(Request) Write out every one of the lines below word for word, omitting the pictures.

-- Information given start --

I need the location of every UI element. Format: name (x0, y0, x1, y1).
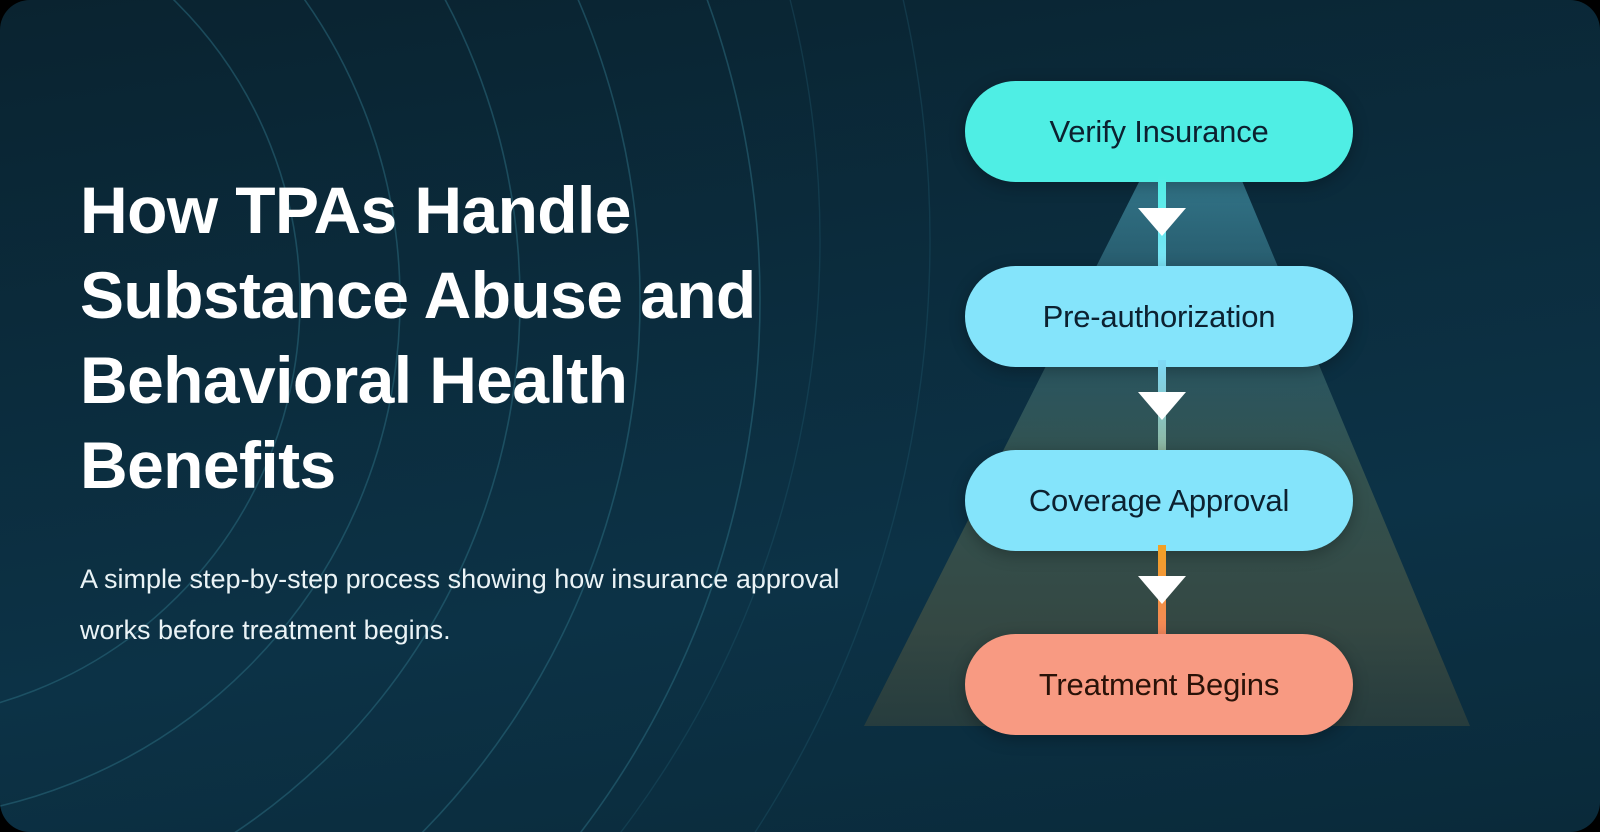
arrow-down-icon (1138, 208, 1186, 236)
flow-node-pre-authorization[interactable]: Pre-authorization (965, 266, 1353, 367)
flow-node-verify-insurance[interactable]: Verify Insurance (965, 81, 1353, 182)
process-flow-diagram: Verify Insurance Pre-authorization Cover… (820, 0, 1600, 832)
flow-node-label: Verify Insurance (1049, 116, 1268, 147)
flow-node-label: Treatment Begins (1039, 669, 1279, 700)
page-title: How TPAs Handle Substance Abuse and Beha… (80, 168, 860, 508)
infographic-canvas: How TPAs Handle Substance Abuse and Beha… (0, 0, 1600, 832)
page-subtitle: A simple step-by-step process showing ho… (80, 508, 870, 656)
arrow-down-icon (1138, 576, 1186, 604)
arrow-down-icon (1138, 392, 1186, 420)
flow-node-coverage-approval[interactable]: Coverage Approval (965, 450, 1353, 551)
flow-node-treatment-begins[interactable]: Treatment Begins (965, 634, 1353, 735)
flow-node-label: Coverage Approval (1029, 485, 1289, 516)
flow-node-label: Pre-authorization (1043, 301, 1276, 332)
text-column: How TPAs Handle Substance Abuse and Beha… (80, 168, 860, 656)
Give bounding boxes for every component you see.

-- Information given end --

(Exercise solution)
I need the location of every UI element. Format: name (x0, y0, x1, y1).
arrow-down-icon (1138, 208, 1186, 236)
flow-node-pre-authorization[interactable]: Pre-authorization (965, 266, 1353, 367)
flow-node-verify-insurance[interactable]: Verify Insurance (965, 81, 1353, 182)
process-flow-diagram: Verify Insurance Pre-authorization Cover… (820, 0, 1600, 832)
flow-node-label: Verify Insurance (1049, 116, 1268, 147)
flow-node-label: Treatment Begins (1039, 669, 1279, 700)
page-title: How TPAs Handle Substance Abuse and Beha… (80, 168, 860, 508)
infographic-canvas: How TPAs Handle Substance Abuse and Beha… (0, 0, 1600, 832)
page-subtitle: A simple step-by-step process showing ho… (80, 508, 870, 656)
arrow-down-icon (1138, 576, 1186, 604)
arrow-down-icon (1138, 392, 1186, 420)
flow-node-coverage-approval[interactable]: Coverage Approval (965, 450, 1353, 551)
flow-node-treatment-begins[interactable]: Treatment Begins (965, 634, 1353, 735)
flow-node-label: Coverage Approval (1029, 485, 1289, 516)
flow-node-label: Pre-authorization (1043, 301, 1276, 332)
text-column: How TPAs Handle Substance Abuse and Beha… (80, 168, 860, 656)
Give bounding boxes for every component you see.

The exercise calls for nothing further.